■ **TASK INSTRUCTIONS**:
Filter the records below for the word "color". Copy each line that holds it.

[Dataset listings of figures]
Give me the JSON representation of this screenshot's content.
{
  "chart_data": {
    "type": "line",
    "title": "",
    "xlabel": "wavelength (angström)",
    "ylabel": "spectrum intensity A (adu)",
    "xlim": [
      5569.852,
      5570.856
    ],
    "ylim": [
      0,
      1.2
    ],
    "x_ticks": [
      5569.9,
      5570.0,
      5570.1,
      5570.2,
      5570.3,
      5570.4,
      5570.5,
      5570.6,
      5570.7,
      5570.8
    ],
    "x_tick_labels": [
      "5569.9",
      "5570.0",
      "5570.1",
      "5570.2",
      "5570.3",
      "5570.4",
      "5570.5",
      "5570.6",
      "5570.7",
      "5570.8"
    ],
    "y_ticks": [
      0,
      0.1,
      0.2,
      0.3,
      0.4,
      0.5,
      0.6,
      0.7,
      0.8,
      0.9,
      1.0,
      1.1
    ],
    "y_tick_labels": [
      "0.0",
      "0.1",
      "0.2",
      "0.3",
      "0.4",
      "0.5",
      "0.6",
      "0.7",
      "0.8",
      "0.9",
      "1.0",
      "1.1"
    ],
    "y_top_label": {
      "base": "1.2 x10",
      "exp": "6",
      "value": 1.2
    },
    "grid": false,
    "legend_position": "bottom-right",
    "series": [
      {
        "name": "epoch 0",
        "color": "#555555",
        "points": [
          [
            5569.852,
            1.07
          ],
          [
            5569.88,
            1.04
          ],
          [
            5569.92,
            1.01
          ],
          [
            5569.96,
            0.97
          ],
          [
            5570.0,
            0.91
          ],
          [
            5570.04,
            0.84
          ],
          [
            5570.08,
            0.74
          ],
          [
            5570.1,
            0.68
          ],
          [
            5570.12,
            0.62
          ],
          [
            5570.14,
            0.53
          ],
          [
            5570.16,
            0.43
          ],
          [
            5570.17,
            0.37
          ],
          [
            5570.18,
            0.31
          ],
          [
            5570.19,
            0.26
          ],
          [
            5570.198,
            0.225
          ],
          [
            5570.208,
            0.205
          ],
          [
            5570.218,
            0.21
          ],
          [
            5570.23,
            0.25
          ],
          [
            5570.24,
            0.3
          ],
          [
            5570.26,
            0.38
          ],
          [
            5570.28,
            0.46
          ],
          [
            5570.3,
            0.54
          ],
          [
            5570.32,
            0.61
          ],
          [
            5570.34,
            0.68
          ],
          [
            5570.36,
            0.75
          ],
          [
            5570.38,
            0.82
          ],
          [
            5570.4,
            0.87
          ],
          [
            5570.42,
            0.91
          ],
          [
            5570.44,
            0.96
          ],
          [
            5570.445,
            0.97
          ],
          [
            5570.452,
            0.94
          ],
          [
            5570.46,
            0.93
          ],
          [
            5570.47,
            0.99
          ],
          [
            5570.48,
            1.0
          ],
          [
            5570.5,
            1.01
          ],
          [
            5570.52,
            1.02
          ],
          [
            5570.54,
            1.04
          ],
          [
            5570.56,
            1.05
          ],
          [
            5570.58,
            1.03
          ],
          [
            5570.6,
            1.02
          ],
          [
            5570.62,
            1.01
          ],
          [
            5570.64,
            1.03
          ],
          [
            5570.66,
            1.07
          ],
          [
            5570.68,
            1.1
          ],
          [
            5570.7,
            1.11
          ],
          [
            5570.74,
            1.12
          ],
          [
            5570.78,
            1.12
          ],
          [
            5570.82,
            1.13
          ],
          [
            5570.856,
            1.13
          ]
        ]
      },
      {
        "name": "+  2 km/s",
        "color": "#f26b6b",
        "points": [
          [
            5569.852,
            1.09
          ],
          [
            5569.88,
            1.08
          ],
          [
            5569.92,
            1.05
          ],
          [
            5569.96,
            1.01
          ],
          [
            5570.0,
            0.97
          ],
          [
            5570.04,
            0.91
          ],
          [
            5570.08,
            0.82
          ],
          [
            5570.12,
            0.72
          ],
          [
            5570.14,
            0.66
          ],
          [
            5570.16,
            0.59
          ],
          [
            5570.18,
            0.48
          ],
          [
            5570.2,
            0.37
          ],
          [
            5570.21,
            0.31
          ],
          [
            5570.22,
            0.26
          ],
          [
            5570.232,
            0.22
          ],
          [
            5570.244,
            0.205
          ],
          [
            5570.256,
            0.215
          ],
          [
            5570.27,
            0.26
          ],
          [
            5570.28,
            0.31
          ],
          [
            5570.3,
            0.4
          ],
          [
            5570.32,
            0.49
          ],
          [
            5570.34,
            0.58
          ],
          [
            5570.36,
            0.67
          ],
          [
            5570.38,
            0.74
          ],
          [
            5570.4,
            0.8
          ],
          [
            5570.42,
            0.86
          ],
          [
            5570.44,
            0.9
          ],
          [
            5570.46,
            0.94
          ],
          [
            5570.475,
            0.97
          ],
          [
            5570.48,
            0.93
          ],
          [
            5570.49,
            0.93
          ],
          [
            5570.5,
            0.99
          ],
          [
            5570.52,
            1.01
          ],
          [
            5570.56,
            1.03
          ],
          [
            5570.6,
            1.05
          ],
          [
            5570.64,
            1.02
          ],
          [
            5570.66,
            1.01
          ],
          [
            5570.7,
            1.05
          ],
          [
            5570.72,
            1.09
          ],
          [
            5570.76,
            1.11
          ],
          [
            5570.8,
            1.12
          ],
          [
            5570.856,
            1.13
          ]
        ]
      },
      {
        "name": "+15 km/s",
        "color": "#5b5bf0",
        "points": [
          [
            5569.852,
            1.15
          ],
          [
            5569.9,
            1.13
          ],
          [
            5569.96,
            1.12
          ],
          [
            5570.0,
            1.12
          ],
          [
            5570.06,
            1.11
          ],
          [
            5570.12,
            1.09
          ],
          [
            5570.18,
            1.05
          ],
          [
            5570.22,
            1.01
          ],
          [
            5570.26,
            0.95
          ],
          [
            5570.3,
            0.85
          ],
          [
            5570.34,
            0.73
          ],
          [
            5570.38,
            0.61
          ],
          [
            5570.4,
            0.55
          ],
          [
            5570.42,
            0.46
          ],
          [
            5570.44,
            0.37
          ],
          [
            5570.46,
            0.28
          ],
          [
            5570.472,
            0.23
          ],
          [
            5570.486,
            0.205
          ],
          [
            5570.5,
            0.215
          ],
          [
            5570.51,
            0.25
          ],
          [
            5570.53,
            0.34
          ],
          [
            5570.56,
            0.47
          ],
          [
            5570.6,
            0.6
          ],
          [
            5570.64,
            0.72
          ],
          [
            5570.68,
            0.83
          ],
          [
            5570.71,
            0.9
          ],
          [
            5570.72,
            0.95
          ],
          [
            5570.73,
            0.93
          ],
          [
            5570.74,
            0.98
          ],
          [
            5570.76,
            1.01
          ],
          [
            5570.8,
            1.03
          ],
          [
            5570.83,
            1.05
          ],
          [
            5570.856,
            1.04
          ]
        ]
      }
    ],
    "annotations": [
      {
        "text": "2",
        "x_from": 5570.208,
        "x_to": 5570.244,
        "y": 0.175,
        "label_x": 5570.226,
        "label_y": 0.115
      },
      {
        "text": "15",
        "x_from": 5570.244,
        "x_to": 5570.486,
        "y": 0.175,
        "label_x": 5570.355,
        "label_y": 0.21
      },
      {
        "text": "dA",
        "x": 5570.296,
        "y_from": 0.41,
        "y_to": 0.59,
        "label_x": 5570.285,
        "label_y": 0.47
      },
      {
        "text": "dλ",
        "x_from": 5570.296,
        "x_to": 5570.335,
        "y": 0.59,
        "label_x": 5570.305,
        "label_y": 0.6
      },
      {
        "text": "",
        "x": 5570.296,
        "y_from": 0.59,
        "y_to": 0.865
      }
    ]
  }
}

■ **THE RESULT**:
        "color": "#555555",
        "color": "#f26b6b",
        "color": "#5b5bf0",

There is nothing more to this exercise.